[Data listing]
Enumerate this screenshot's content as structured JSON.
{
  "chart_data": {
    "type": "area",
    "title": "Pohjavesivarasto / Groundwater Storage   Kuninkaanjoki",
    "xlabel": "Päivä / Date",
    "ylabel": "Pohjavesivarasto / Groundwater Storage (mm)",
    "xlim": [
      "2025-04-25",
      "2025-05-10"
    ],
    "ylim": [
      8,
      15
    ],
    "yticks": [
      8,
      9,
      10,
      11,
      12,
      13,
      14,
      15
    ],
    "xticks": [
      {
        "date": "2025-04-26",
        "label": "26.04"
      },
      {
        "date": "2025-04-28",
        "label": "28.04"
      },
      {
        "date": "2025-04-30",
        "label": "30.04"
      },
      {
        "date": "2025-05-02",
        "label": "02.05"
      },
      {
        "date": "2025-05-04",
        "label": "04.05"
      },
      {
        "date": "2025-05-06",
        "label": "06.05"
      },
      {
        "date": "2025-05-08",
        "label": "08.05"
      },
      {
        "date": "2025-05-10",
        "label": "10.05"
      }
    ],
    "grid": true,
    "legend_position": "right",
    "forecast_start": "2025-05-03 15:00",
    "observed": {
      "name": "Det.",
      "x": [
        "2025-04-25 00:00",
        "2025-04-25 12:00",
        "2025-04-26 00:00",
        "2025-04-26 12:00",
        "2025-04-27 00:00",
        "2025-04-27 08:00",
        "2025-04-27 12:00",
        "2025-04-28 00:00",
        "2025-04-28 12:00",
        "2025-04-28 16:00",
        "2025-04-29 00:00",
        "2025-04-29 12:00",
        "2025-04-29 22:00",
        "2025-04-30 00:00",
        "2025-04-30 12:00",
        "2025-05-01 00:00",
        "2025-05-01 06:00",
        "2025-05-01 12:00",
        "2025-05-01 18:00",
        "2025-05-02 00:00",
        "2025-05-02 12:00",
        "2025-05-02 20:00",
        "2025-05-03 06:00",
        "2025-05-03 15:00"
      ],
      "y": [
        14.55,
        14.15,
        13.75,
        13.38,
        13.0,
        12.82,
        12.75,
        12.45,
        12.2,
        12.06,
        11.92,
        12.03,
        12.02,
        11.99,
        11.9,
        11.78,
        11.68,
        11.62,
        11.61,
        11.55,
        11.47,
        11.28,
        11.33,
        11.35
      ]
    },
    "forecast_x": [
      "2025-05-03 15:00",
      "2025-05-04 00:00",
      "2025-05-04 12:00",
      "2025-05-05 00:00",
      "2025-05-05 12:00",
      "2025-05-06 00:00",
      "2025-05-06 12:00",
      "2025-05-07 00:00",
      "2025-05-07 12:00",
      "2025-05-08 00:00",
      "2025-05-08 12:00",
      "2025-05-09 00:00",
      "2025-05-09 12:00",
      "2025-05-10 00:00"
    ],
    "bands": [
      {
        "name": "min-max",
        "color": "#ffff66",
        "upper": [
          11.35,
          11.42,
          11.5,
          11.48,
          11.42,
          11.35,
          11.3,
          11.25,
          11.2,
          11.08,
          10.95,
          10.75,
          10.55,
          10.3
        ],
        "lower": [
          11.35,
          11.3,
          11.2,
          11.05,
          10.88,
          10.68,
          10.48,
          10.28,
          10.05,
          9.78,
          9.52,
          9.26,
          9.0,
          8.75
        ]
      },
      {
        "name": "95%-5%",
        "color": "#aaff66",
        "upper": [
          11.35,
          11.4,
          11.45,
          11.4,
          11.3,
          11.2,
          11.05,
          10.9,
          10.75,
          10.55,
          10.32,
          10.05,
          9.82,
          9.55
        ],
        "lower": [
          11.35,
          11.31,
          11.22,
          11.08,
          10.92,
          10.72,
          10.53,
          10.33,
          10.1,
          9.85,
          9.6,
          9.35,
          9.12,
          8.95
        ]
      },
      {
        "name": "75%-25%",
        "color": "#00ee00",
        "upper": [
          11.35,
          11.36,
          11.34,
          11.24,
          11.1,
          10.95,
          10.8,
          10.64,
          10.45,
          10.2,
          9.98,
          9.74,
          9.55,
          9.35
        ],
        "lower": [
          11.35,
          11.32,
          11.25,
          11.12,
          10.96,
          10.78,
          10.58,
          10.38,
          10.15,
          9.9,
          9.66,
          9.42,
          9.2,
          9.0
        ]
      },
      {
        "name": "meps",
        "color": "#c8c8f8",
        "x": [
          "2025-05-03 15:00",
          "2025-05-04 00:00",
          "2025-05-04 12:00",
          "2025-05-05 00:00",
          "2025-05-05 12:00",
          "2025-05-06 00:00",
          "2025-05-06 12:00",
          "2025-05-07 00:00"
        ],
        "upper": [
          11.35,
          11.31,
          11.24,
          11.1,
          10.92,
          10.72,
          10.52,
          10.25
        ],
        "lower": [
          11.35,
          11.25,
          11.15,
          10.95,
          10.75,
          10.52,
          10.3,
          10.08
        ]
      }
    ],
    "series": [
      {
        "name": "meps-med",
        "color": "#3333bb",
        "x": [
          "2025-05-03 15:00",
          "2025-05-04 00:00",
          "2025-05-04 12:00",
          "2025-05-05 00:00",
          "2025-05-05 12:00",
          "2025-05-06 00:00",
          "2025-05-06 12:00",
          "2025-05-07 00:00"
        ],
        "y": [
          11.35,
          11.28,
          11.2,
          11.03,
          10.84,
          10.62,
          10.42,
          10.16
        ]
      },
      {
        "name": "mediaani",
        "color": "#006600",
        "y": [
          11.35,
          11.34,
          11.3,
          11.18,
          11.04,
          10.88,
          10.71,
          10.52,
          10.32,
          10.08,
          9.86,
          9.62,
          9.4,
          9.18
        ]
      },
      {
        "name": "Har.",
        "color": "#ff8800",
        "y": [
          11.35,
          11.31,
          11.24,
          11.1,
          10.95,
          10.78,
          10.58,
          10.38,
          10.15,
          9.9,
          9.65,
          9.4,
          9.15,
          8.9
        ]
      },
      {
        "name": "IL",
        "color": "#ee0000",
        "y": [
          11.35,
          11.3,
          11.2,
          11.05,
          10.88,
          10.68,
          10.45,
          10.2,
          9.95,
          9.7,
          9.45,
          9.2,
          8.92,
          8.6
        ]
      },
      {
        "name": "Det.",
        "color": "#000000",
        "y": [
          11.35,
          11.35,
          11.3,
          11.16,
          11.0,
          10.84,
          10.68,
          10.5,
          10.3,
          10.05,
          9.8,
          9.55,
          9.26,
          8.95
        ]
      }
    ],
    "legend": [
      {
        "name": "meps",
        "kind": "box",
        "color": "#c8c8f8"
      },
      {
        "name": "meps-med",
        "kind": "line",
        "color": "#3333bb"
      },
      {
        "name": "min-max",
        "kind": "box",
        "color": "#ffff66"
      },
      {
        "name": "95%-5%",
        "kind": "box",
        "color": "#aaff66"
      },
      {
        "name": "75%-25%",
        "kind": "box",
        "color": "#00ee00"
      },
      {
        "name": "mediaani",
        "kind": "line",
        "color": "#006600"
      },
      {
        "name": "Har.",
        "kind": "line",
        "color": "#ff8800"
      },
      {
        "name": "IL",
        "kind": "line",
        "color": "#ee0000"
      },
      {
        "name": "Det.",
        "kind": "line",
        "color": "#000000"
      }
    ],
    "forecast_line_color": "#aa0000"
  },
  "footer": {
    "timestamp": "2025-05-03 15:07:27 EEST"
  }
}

WORK TO COMPLETE => Look through the entries and return every line where "Groundwater" appears.

WRITTEN ANSWER =>
    "title": "Pohjavesivarasto / Groundwater Storage   Kuninkaanjoki",
    "ylabel": "Pohjavesivarasto / Groundwater Storage (mm)",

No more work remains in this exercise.